[Rows from a dataset]

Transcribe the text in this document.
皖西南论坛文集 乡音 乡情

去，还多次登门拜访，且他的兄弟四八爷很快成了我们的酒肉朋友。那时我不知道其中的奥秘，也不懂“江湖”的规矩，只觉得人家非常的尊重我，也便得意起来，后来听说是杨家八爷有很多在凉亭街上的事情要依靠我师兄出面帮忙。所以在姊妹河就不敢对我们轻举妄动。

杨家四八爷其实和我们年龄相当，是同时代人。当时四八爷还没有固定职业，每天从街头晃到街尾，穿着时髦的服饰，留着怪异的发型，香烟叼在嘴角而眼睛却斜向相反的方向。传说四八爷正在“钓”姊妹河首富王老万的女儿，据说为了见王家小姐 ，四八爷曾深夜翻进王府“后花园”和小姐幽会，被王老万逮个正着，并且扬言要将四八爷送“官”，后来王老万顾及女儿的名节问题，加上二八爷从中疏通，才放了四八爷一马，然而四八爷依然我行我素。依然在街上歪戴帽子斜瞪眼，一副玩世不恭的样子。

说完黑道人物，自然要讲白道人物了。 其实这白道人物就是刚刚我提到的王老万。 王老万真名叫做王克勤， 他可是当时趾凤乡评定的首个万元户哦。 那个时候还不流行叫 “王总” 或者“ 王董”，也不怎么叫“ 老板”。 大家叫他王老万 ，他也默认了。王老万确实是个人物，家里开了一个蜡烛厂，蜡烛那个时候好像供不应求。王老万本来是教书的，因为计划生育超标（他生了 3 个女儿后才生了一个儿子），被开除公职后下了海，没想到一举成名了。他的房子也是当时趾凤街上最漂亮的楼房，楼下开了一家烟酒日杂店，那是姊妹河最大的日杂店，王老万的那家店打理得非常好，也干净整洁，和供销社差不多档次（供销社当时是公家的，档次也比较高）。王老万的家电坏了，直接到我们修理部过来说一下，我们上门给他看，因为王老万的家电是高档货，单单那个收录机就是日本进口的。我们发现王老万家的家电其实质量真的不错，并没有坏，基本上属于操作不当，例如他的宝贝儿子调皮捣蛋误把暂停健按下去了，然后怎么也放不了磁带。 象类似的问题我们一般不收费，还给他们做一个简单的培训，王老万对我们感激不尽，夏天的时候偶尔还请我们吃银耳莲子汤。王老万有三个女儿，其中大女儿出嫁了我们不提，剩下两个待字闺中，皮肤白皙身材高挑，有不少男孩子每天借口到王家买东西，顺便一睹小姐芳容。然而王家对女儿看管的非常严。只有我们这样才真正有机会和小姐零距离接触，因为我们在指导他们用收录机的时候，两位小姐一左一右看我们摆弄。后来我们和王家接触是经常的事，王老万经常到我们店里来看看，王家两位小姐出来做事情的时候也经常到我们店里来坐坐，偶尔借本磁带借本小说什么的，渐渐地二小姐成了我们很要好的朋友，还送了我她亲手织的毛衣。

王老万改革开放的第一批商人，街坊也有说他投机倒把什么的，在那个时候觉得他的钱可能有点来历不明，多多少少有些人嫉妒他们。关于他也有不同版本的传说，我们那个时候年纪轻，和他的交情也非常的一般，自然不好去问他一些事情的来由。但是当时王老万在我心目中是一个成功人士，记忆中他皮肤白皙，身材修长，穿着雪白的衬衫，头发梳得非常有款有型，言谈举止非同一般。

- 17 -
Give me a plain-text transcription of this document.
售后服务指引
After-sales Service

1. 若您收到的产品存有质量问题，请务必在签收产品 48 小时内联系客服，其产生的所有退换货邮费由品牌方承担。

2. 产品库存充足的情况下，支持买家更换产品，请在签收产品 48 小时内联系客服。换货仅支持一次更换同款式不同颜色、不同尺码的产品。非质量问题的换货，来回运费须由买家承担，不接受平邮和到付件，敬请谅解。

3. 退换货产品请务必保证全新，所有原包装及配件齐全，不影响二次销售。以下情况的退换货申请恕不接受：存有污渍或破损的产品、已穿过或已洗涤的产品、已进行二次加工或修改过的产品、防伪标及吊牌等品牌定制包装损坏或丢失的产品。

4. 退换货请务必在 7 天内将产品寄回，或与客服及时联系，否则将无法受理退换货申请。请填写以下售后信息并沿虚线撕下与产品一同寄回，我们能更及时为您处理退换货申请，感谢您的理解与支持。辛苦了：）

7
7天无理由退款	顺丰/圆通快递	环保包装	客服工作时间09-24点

- [WHAT YOU HAVE TO DO]:
Print the material verbatim, all of it.

- [OUTPUT]:
Transcribe the text in this document.
皖西南论坛文集 乡音 乡情

去，还多次登门拜访，且他的兄弟四八爷很快成了我们的酒肉朋友。那时我不知道其中的奥秘，也不懂“江湖”的规矩，只觉得人家非常的尊重我，也便得意起来，后来听说是杨家八爷有很多在凉亭街上的事情要依靠我师兄出面帮忙。所以在姊妹河就不敢对我们轻举妄动。

杨家四八爷其实和我们年龄相当，是同时代人。当时四八爷还没有固定职业，每天从街头晃到街尾，穿着时髦的服饰，留着怪异的发型，香烟叼在嘴角而眼睛却斜向相反的方向。传说四八爷正在“钓”姊妹河首富王老万的女儿，据说为了见王家小姐 ，四八爷曾深夜翻进王府“后花园”和小姐幽会，被王老万逮个正着，并且扬言要将四八爷送“官”，后来王老万顾及女儿的名节问题，加上二八爷从中疏通，才放了四八爷一马，然而四八爷依然我行我素。依然在街上歪戴帽子斜瞪眼，一副玩世不恭的样子。

说完黑道人物，自然要讲白道人物了。 其实这白道人物就是刚刚我提到的王老万。 王老万真名叫做王克勤， 他可是当时趾凤乡评定的首个万元户哦。 那个时候还不流行叫 “王总” 或者“ 王董”，也不怎么叫“ 老板”。 大家叫他王老万 ，他也默认了。王老万确实是个人物，家里开了一个蜡烛厂，蜡烛那个时候好像供不应求。王老万本来是教书的，因为计划生育超标（他生了 3 个女儿后才生了一个儿子），被开除公职后下了海，没想到一举成名了。他的房子也是当时趾凤街上最漂亮的楼房，楼下开了一家烟酒日杂店，那是姊妹河最大的日杂店，王老万的那家店打理得非常好，也干净整洁，和供销社差不多档次（供销社当时是公家的，档次也比较高）。王老万的家电坏了，直接到我们修理部过来说一下，我们上门给他看，因为王老万的家电是高档货，单单那个收录机就是日本进口的。我们发现王老万家的家电其实质量真的不错，并没有坏，基本上属于操作不当，例如他的宝贝儿子调皮捣蛋误把暂停健按下去了，然后怎么也放不了磁带。 象类似的问题我们一般不收费，还给他们做一个简单的培训，王老万对我们感激不尽，夏天的时候偶尔还请我们吃银耳莲子汤。王老万有三个女儿，其中大女儿出嫁了我们不提，剩下两个待字闺中，皮肤白皙身材高挑，有不少男孩子每天借口到王家买东西，顺便一睹小姐芳容。然而王家对女儿看管的非常严。只有我们这样才真正有机会和小姐零距离接触，因为我们在指导他们用收录机的时候，两位小姐一左一右看我们摆弄。后来我们和王家接触是经常的事，王老万经常到我们店里来看看，王家两位小姐出来做事情的时候也经常到我们店里来坐坐，偶尔借本磁带借本小说什么的，渐渐地二小姐成了我们很要好的朋友，还送了我她亲手织的毛衣。

王老万改革开放的第一批商人，街坊也有说他投机倒把什么的，在那个时候觉得他的钱可能有点来历不明，多多少少有些人嫉妒他们。关于他也有不同版本的传说，我们那个时候年纪轻，和他的交情也非常的一般，自然不好去问他一些事情的来由。但是当时王老万在我心目中是一个成功人士，记忆中他皮肤白皙，身材修长，穿着雪白的衬衫，头发梳得非常有款有型，言谈举止非同一般。

- 17 -
Give me a plain-text transcription of this document.
售后服务指引
After-sales Service

1. 若您收到的产品存有质量问题，请务必在签收产品 48 小时内联系客服，其产生的所有退换货邮费由品牌方承担。

2. 产品库存充足的情况下，支持买家更换产品，请在签收产品 48 小时内联系客服。换货仅支持一次更换同款式不同颜色、不同尺码的产品。非质量问题的换货，来回运费须由买家承担，不接受平邮和到付件，敬请谅解。

3. 退换货产品请务必保证全新，所有原包装及配件齐全，不影响二次销售。以下情况的退换货申请恕不接受：存有污渍或破损的产品、已穿过或已洗涤的产品、已进行二次加工或修改过的产品、防伪标及吊牌等品牌定制包装损坏或丢失的产品。

4. 退换货请务必在 7 天内将产品寄回，或与客服及时联系，否则将无法受理退换货申请。请填写以下售后信息并沿虚线撕下与产品一同寄回，我们能更及时为您处理退换货申请，感谢您的理解与支持。辛苦了：）

7
7天无理由退款	顺丰/圆通快递	环保包装	客服工作时间09-24点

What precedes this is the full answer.